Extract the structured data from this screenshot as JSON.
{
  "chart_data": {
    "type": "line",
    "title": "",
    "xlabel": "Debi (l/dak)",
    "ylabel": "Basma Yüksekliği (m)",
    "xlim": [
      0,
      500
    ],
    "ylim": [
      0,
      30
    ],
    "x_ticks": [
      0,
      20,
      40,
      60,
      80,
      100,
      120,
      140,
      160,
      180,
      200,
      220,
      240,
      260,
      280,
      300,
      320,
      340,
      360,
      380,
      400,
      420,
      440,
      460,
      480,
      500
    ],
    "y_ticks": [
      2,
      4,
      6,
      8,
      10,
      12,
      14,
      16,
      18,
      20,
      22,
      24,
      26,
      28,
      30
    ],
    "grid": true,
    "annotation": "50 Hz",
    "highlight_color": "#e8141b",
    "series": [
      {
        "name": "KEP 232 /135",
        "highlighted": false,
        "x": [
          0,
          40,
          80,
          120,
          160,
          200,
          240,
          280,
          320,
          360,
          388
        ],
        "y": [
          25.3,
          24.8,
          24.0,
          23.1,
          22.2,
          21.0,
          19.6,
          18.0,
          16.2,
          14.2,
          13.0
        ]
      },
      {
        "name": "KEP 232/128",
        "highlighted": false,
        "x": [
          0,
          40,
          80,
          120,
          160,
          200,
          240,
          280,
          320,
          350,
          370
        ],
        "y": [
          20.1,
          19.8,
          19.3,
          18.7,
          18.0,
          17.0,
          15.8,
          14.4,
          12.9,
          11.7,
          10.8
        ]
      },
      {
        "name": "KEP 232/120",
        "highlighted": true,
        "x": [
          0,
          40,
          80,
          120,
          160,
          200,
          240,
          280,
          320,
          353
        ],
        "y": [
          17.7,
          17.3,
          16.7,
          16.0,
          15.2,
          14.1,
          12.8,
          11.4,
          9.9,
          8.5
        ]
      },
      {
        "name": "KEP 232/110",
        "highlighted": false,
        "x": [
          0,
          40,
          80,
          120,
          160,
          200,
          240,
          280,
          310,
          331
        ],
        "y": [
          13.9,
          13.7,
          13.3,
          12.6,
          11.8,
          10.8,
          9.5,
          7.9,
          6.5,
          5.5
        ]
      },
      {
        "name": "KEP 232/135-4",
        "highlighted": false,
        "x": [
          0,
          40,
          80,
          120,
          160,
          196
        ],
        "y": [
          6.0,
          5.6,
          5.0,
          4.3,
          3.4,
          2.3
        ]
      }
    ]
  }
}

= = = = = = =

# [Written instruction]
List each line holding the string "name".

# [Complete response]
        "name": "KEP 232 /135",
        "name": "KEP 232/128",
        "name": "KEP 232/120",
        "name": "KEP 232/110",
        "name": "KEP 232/135-4",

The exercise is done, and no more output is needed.